PROVIDED TEXT
------------

These selected cattle were restrained in a crush, and the ventral aspect of the tail disinfected with ethyl alcohol-soaked cotton swabs. Vacutainer needles (BD Vacutainer® blood collection needle) and serum tubes (BD Vacutainer® blood collection tubes) with clot activator were used to collect the blood samples. The blood samples were centrifuged at 2500 rotations per minute for 15 min, and serum was separated and frozen at -20 °C until all samples were collected, at which time, laboratory tests were conducted.

Data collection on the participating farms and cattle was conducted through a face-to-face interview with the farm owner or manager, obtaining information on cattle age, breed, parity, and breeding at the cow level, and at grazing and vaccination practices at the herd level.

Study farms and animals and data collection for the prospective study

This phase of the study was carried out between January 2010 and May 2011. On monthly visits to the same 64 farms, 279 dairy cattle that were confirmed pregnant by rectal palpation (40–60 days post service) were selected for the prospective study. However, 19 dairy cattle were lost to follow-up due to sales of the animals from the farms, leaving 260 pregnant cows for the analyses.

------------

LISTED RECORDS

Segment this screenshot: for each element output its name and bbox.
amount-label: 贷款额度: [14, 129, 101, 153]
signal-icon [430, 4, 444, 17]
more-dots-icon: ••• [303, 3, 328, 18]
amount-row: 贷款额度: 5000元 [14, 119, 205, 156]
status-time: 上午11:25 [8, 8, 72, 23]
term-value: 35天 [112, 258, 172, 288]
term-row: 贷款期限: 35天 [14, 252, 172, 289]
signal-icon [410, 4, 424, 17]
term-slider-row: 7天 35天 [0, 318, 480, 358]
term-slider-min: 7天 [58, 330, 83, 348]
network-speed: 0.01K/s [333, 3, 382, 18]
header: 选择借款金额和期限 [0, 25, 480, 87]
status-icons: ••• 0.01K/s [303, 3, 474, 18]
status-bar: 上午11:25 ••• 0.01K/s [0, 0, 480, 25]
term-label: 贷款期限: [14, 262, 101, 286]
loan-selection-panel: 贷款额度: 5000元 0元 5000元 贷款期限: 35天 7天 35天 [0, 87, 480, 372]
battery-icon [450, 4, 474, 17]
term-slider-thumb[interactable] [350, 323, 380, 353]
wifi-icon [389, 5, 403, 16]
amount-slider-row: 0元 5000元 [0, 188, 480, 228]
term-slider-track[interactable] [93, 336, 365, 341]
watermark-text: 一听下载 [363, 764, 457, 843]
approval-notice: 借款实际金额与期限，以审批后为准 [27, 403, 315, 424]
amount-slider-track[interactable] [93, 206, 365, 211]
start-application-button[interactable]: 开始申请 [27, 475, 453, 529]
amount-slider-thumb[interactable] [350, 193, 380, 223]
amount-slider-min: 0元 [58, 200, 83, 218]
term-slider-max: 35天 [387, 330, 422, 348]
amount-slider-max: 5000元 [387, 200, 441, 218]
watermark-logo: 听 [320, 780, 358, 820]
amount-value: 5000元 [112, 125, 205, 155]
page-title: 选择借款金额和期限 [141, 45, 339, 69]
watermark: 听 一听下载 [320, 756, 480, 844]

------------

ASSIGNED TASK
Could you retype the cattle study passage, starting at "Study farms and" and ending at "for the analyses."?

SOLUTION
Study farms and animals and data collection for the prospective study

This phase of the study was carried out between January 2010 and May 2011. On monthly visits to the same 64 farms, 279 dairy cattle that were confirmed pregnant by rectal palpation (40–60 days post service) were selected for the prospective study. However, 19 dairy cattle were lost to follow-up due to sales of the animals from the farms, leaving 260 pregnant cows for the analyses.